# INSTRUCTIONS TO FOLLOW
Transcribe the text below on a trustee's exceptions to the duty to account, word for word and in full.

# TEXT BLOCK
--------------------------------


(b) As to a beneficiary who has waived in writing the right to an account. A waiver of rights under this subdivision may be withdrawn in writing at any time as to accounts for transactions occurring after the date of the written withdrawal. Regardless of a waiver of accounting by a beneficiary, upon a showing that is reasonably likely that a material breach of the trust has occurred, the court may compel the trustee to account.

(c) In any of the circumstances set forth in Section 16069.

  • 16069.  Exceptions to duty to account, provide terms of the trust or requested information
    (a) The trustee is not required to account to the beneficiary, provide the terms of the trust to a beneficiary, or provide requested information to the beneficiary pursuant to Section 16061, in any of the following circumstances:

(1) In the case of a beneficiary of a revocable trust, as provided in subdivision (a) of Section 15800, for the period when the trust may be revoked.

(2) If the beneficiary and the trustee are the same person.

(b) Notwithstanding subdivision (a), in the case of a revocable trust, if no person holding the power to revoke the trust, in whole or in part, is competent, the trustee’s duties to account shall be owed to those beneficiaries specified in paragraph (2) of subdivision (b) of Section 15800.

--------------------------------

# INFORMATION PROVIDED
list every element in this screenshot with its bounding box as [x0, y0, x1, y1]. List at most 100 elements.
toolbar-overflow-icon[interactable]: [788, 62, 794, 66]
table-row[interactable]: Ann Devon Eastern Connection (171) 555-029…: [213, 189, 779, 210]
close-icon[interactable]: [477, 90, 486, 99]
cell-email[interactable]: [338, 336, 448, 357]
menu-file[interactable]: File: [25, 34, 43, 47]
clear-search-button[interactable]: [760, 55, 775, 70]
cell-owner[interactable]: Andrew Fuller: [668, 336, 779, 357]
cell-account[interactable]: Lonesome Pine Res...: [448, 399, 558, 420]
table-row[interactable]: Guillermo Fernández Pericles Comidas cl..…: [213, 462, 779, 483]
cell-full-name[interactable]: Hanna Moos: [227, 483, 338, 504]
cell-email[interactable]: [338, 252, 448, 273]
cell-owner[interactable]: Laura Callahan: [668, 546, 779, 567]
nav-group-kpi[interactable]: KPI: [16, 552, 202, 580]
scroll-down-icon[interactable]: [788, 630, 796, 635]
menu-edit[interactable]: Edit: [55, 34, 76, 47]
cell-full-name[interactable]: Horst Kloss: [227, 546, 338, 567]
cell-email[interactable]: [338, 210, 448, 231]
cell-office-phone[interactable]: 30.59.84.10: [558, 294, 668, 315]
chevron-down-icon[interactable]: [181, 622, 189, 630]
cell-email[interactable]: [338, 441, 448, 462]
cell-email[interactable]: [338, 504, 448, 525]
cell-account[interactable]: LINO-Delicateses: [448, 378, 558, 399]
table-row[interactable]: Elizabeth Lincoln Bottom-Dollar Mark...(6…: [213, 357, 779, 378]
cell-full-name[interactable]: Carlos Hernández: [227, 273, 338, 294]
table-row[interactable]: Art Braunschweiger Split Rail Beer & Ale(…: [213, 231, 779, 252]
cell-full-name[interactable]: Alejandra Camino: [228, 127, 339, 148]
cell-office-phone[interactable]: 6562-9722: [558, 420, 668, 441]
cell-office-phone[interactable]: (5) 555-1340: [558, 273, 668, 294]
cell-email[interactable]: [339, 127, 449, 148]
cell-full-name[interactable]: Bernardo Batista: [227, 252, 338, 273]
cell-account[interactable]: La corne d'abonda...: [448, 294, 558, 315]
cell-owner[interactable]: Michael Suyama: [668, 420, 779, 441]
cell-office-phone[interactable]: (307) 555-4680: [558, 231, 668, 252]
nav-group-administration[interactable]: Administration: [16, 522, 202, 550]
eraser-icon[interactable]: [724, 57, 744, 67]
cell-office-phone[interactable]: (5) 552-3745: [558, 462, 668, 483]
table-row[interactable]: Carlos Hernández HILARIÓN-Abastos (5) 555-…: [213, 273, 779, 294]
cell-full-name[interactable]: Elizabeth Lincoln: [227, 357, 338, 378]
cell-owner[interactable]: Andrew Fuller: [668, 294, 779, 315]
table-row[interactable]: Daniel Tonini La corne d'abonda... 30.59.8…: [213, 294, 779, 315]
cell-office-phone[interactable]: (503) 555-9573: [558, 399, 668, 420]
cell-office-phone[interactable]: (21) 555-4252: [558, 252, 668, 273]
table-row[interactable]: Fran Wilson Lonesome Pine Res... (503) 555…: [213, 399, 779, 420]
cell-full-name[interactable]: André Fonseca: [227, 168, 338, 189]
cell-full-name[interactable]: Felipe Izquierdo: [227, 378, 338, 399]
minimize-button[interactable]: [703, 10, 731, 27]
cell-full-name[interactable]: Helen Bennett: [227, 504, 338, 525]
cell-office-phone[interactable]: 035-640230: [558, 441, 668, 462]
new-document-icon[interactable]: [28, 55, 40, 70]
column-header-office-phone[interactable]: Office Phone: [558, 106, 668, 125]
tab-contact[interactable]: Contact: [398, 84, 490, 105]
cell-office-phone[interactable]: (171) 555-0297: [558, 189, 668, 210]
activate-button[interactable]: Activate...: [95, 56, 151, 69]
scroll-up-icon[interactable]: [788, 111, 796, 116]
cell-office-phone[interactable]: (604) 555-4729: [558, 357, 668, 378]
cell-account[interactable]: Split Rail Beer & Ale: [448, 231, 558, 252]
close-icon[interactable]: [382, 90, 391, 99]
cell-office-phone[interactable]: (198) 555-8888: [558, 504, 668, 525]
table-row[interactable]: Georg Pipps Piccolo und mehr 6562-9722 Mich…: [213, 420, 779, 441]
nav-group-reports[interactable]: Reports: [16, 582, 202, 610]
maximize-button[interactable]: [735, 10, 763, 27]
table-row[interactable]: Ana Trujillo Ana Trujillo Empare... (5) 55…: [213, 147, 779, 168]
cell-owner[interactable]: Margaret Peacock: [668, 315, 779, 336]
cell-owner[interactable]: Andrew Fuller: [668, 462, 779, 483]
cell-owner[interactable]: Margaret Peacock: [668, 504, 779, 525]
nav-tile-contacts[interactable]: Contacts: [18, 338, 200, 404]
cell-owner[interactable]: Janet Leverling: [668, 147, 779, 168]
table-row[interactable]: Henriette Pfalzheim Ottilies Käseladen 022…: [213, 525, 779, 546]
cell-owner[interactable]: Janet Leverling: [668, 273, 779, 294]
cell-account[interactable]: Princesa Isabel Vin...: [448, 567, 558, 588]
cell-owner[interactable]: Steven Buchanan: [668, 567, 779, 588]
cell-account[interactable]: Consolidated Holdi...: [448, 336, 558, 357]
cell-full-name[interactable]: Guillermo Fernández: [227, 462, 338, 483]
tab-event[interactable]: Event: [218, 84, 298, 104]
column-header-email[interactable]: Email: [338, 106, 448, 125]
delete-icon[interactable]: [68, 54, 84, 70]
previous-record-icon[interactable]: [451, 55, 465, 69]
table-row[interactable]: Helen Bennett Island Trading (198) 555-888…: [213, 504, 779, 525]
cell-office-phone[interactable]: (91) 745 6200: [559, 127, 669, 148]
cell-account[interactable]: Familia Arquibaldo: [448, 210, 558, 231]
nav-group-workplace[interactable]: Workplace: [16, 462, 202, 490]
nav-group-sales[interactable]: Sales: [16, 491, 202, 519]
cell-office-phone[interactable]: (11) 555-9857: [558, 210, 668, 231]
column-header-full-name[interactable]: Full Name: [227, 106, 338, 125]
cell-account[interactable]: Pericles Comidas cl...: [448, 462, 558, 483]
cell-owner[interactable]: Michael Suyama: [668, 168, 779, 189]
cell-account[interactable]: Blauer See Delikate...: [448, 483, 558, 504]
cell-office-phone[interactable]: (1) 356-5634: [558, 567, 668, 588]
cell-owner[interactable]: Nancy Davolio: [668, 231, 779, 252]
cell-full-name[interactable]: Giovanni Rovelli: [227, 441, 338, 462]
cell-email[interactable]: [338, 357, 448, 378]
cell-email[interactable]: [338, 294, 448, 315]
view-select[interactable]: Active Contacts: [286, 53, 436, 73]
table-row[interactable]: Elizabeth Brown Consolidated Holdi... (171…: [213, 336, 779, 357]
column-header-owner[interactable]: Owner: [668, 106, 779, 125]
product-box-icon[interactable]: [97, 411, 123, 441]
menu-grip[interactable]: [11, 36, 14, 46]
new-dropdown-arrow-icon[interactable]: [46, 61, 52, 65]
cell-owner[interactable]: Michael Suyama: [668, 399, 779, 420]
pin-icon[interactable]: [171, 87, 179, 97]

--------------------------------

# PROBLEM SOLUTION

(b) As to a beneficiary who has waived in writing the right to an account. A waiver of rights under this subdivision may be withdrawn in writing at any time as to accounts for transactions occurring after the date of the written withdrawal. Regardless of a waiver of accounting by a beneficiary, upon a showing that is reasonably likely that a material breach of the trust has occurred, the court may compel the trustee to account.

(c) In any of the circumstances set forth in Section 16069.

  • 16069.  Exceptions to duty to account, provide terms of the trust or requested information
    (a) The trustee is not required to account to the beneficiary, provide the terms of the trust to a beneficiary, or provide requested information to the beneficiary pursuant to Section 16061, in any of the following circumstances:

(1) In the case of a beneficiary of a revocable trust, as provided in subdivision (a) of Section 15800, for the period when the trust may be revoked.

(2) If the beneficiary and the trustee are the same person.

(b) Notwithstanding subdivision (a), in the case of a revocable trust, if no person holding the power to revoke the trust, in whole or in part, is competent, the trustee’s duties to account shall be owed to those beneficiaries specified in paragraph (2) of subdivision (b) of Section 15800.